- [MATERIAL SHOWN]
start

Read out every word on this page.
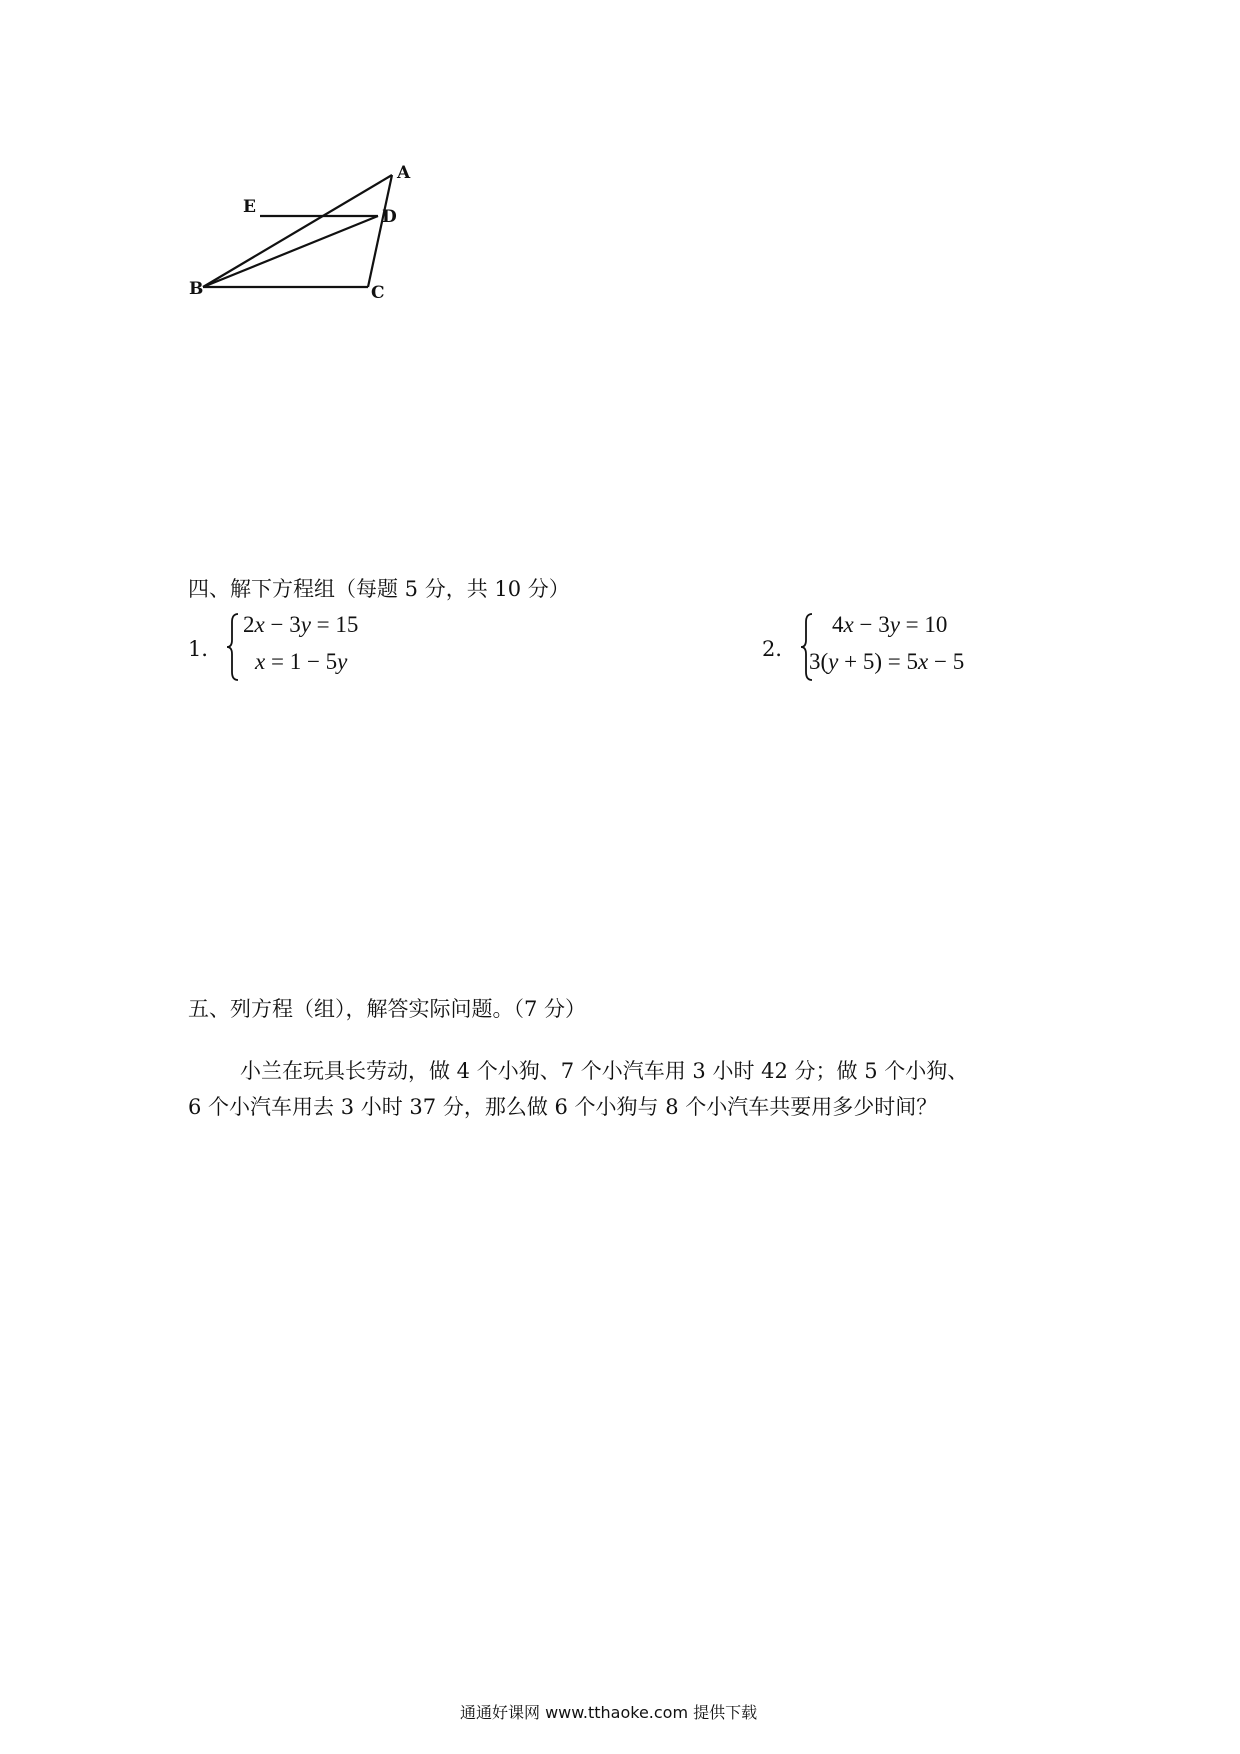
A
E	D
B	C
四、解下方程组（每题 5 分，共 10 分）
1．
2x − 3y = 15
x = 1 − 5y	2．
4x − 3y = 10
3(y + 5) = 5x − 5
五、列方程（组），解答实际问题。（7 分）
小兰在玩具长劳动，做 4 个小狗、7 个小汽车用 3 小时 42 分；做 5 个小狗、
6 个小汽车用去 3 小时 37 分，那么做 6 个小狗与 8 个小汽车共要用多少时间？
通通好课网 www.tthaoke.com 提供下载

end
start

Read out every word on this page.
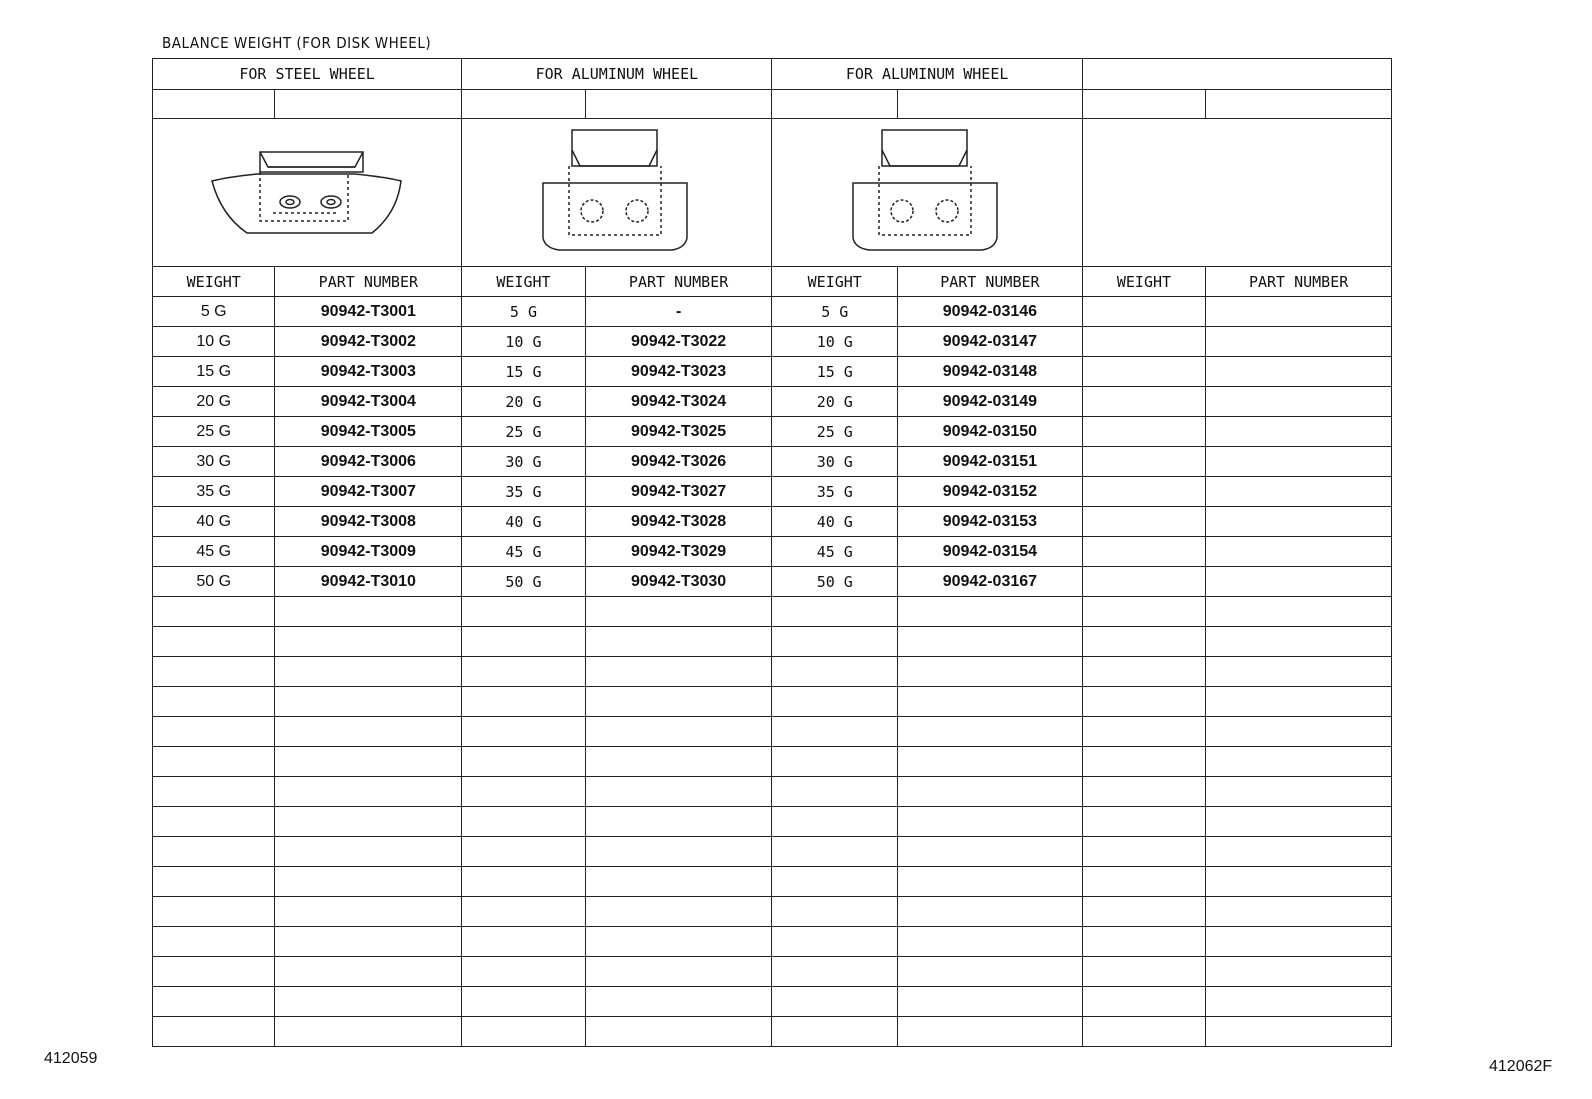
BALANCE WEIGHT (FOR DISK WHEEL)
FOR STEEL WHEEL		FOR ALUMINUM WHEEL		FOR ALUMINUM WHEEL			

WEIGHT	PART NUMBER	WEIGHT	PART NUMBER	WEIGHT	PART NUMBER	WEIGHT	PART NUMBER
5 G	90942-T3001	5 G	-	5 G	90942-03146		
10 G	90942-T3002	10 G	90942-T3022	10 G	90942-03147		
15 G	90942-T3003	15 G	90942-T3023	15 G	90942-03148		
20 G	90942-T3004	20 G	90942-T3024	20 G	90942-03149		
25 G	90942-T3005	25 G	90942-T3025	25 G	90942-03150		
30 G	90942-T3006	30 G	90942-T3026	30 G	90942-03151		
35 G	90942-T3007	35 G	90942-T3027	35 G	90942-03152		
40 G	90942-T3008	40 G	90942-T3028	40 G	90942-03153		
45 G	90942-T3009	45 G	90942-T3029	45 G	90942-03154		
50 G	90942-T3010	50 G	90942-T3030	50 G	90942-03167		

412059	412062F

end
start

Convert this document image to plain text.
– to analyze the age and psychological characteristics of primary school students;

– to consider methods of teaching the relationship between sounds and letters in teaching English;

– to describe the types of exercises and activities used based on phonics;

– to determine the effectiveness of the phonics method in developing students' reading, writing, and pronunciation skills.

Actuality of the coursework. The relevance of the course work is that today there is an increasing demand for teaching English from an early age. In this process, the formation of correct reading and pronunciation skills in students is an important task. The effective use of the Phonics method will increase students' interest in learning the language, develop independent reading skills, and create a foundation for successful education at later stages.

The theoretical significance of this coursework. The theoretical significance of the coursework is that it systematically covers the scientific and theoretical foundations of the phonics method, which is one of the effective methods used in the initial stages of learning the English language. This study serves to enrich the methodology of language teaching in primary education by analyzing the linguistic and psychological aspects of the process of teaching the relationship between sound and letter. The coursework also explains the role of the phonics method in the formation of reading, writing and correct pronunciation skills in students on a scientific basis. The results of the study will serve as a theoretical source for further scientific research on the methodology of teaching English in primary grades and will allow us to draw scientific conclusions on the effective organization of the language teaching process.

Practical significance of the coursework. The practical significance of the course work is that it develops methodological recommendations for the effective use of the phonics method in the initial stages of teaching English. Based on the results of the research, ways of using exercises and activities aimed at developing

end

- [WHAT THIS TASK INVOLVES] Search the records for the word "WEIGHT" and copy every line where it occurs.

- [RESPONSE]
BALANCE WEIGHT (FOR DISK WHEEL)
WEIGHT	PART NUMBER	WEIGHT	PART NUMBER	WEIGHT	PART NUMBER	WEIGHT	PART NUMBER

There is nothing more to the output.